RECORDS FOR THE EXERCISE:
════════

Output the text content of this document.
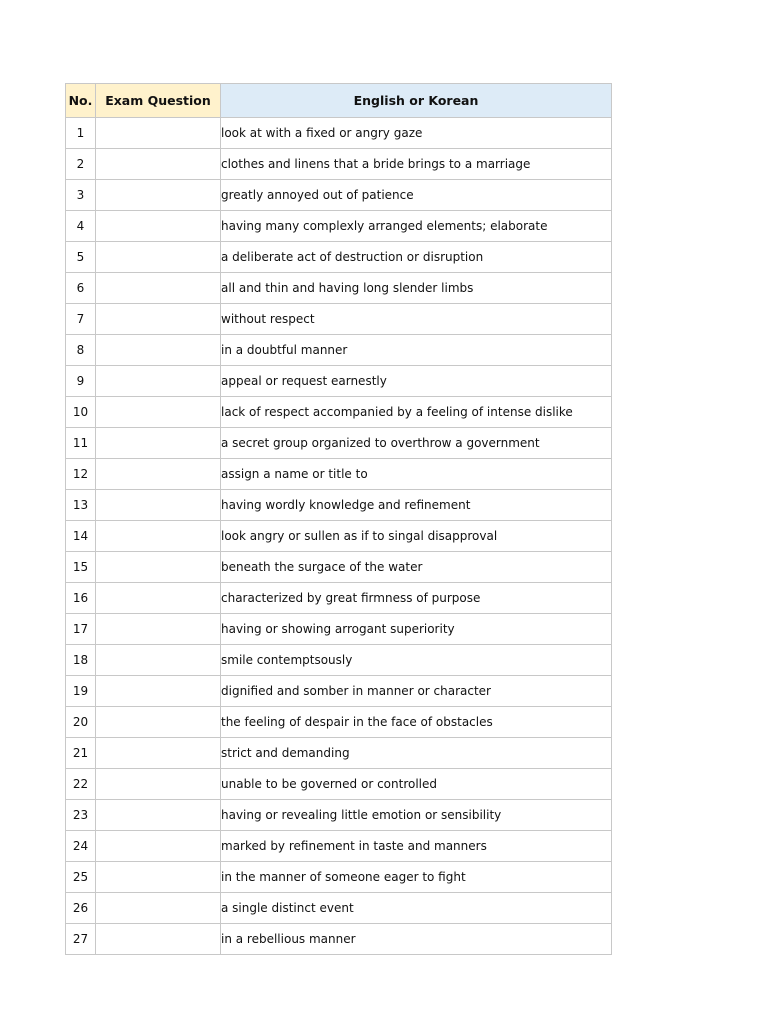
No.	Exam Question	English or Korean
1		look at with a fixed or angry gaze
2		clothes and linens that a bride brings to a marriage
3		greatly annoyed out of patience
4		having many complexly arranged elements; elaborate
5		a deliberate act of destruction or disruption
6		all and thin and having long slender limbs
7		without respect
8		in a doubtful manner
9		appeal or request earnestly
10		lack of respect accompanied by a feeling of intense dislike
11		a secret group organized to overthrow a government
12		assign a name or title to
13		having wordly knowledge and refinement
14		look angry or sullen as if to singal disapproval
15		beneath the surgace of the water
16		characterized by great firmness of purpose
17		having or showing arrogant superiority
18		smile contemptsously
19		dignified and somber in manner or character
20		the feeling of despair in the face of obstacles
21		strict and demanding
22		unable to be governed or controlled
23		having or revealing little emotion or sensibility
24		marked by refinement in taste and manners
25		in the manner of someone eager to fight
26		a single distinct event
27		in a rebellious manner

════════

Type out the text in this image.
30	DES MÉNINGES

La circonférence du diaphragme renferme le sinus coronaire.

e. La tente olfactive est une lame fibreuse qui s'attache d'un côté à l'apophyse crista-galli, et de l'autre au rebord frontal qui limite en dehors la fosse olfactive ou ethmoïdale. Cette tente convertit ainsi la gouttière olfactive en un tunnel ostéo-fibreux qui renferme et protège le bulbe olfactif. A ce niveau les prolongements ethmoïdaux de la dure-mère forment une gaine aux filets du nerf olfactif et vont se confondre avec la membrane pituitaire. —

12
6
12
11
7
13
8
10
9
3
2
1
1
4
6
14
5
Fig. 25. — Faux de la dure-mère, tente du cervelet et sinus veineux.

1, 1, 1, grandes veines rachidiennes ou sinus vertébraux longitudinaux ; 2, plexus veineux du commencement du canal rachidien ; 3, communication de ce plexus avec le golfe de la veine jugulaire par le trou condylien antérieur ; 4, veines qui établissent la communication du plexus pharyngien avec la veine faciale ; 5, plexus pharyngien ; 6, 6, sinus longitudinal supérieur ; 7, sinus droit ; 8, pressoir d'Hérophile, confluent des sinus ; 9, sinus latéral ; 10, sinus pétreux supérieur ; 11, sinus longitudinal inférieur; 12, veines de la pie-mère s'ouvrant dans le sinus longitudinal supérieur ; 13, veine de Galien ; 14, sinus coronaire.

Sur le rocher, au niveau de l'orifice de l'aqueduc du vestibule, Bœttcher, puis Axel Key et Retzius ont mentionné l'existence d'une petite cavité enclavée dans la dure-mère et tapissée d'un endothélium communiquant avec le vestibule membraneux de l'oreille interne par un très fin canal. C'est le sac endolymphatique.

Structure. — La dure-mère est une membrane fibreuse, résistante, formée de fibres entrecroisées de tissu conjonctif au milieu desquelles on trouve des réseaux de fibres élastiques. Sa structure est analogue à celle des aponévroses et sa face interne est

════════

GOAL OF THE EXERCISE:
Where a line of the records above holds the word "renferme", copy that line.

RESPONSE FOR THIS EXERCISE:
La circonférence du diaphragme renferme le sinus coronaire.
e. La tente olfactive est une lame fibreuse qui s'attache d'un côté à l'apophyse crista-galli, et de l'autre au rebord frontal qui limite en dehors la fosse olfactive ou ethmoïdale. Cette tente convertit ainsi la gouttière olfactive en un tunnel ostéo-fibreux qui renferme et protège le bulbe olfactif. A ce niveau les prolongements ethmoïdaux de la dure-mère forment une gaine aux filets du nerf olfactif et vont se confondre avec la membrane pituitaire. —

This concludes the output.